Go through the data below and copy it exactly, skipping every picture.

Data excerpts:
- - -
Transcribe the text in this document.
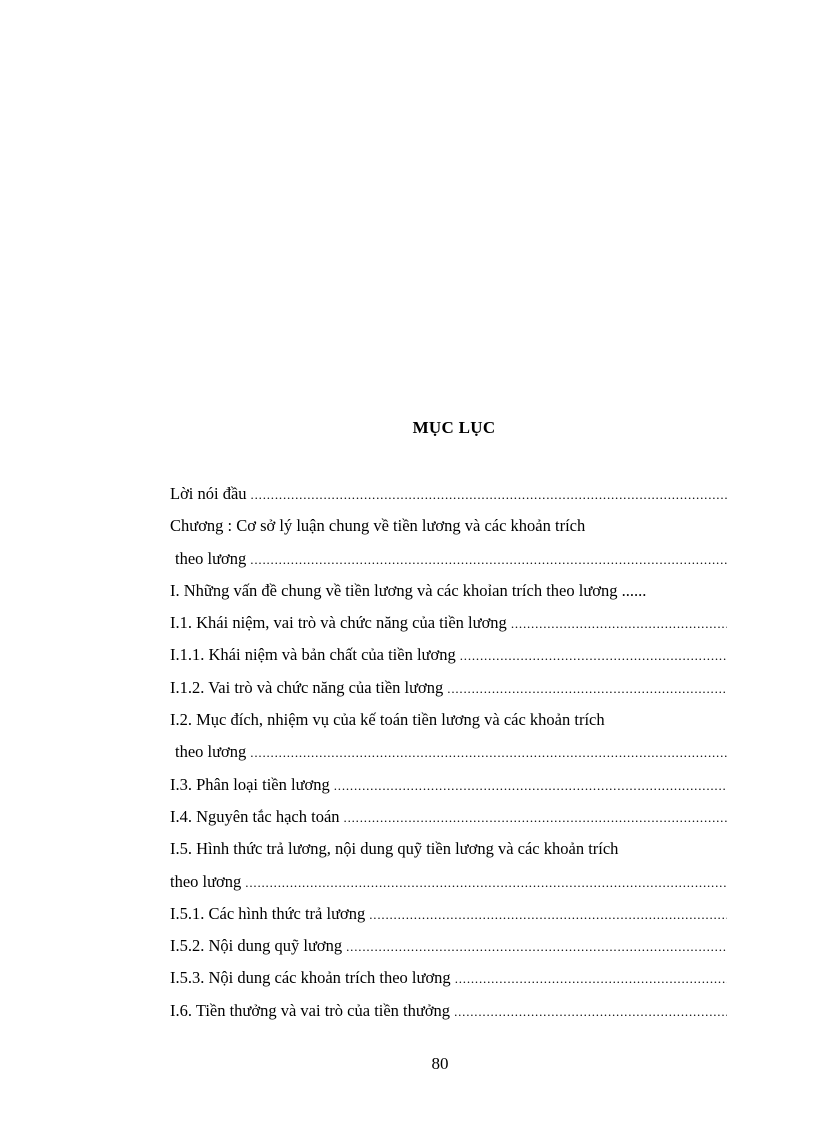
MỤC LỤC
Lời nói đầu
.....
Chương : Cơ sở lý luận chung về tiền lương và các khoản trích
theo lương
.....
I. Những vấn đề chung về tiền lương và các khoỉan trích theo lương ......
I.1. Khái niệm, vai trò và chức năng của tiền lương
.....
I.1.1. Khái niệm và bản chất của tiền lương
.....
I.1.2. Vai trò và chức năng của tiền lương
.....
I.2. Mục đích, nhiệm vụ của kế toán tiền lương và các khoản trích
theo lương
.....
I.3. Phân loại tiền lương
.....
I.4. Nguyên tắc hạch toán
.....
I.5. Hình thức trả lương, nội dung quỹ tiền lương và các khoản trích
theo lương
.....
I.5.1. Các hình thức trả lương
.....
I.5.2. Nội dung quỹ lương
.....
I.5.3. Nội dung các khoản trích theo lương
.....
I.6. Tiền thưởng và vai trò của tiền thưởng
.....
80
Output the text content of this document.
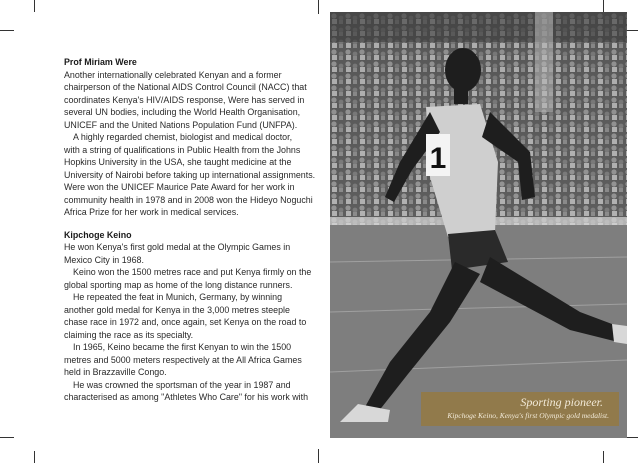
Prof Miriam Were
Another internationally celebrated Kenyan and a former
chairperson of the National AIDS Control Council (NACC) that
coordinates Kenya's HIV/AIDS response, Were has served in
several UN bodies, including the World Health Organisation,
UNICEF and the United Nations Population Fund (UNFPA).
A highly regarded chemist, biologist and medical doctor,
with a string of qualifications in Public Health from the Johns
Hopkins University in the USA, she taught medicine at the
University of Nairobi before taking up international assignments.
Were won the UNICEF Maurice Pate Award for her work in
community health in 1978 and in 2008 won the Hideyo Noguchi
Africa Prize for her work in medical services.
Kipchoge Keino
He won Kenya's first gold medal at the Olympic Games in
Mexico City in 1968.
Keino won the 1500 metres race and put Kenya firmly on the
global sporting map as home of the long distance runners.
He repeated the feat in Munich, Germany, by winning
another gold medal for Kenya in the 3,000 metres steeple
chase race in 1972 and, once again, set Kenya on the road to
claiming the race as its specialty.
In 1965, Keino became the first Kenyan to win the 1500
metres and 5000 meters respectively at the All Africa Games
held in Brazzaville Congo.
He was crowned the sportsman of the year in 1987 and
characterised as among "Athletes Who Care" for his work with
1
Sporting pioneer.
Kipchoge Keino, Kenya's first Olympic gold medalist.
- - -
FULL ANSWER >>
Transcribe the text in this document.
MỤC LỤC
Lời nói đầu
.....
Chương : Cơ sở lý luận chung về tiền lương và các khoản trích
theo lương
.....
I. Những vấn đề chung về tiền lương và các khoỉan trích theo lương ......
I.1. Khái niệm, vai trò và chức năng của tiền lương
.....
I.1.1. Khái niệm và bản chất của tiền lương
.....
I.1.2. Vai trò và chức năng của tiền lương
.....
I.2. Mục đích, nhiệm vụ của kế toán tiền lương và các khoản trích
theo lương
.....
I.3. Phân loại tiền lương
.....
I.4. Nguyên tắc hạch toán
.....
I.5. Hình thức trả lương, nội dung quỹ tiền lương và các khoản trích
theo lương
.....
I.5.1. Các hình thức trả lương
.....
I.5.2. Nội dung quỹ lương
.....
I.5.3. Nội dung các khoản trích theo lương
.....
I.6. Tiền thưởng và vai trò của tiền thưởng
.....
80
Output the text content of this document.
Prof Miriam Were
Another internationally celebrated Kenyan and a former
chairperson of the National AIDS Control Council (NACC) that
coordinates Kenya's HIV/AIDS response, Were has served in
several UN bodies, including the World Health Organisation,
UNICEF and the United Nations Population Fund (UNFPA).
A highly regarded chemist, biologist and medical doctor,
with a string of qualifications in Public Health from the Johns
Hopkins University in the USA, she taught medicine at the
University of Nairobi before taking up international assignments.
Were won the UNICEF Maurice Pate Award for her work in
community health in 1978 and in 2008 won the Hideyo Noguchi
Africa Prize for her work in medical services.
Kipchoge Keino
He won Kenya's first gold medal at the Olympic Games in
Mexico City in 1968.
Keino won the 1500 metres race and put Kenya firmly on the
global sporting map as home of the long distance runners.
He repeated the feat in Munich, Germany, by winning
another gold medal for Kenya in the 3,000 metres steeple
chase race in 1972 and, once again, set Kenya on the road to
claiming the race as its specialty.
In 1965, Keino became the first Kenyan to win the 1500
metres and 5000 meters respectively at the All Africa Games
held in Brazzaville Congo.
He was crowned the sportsman of the year in 1987 and
characterised as among "Athletes Who Care" for his work with
1
Sporting pioneer.
Kipchoge Keino, Kenya's first Olympic gold medalist.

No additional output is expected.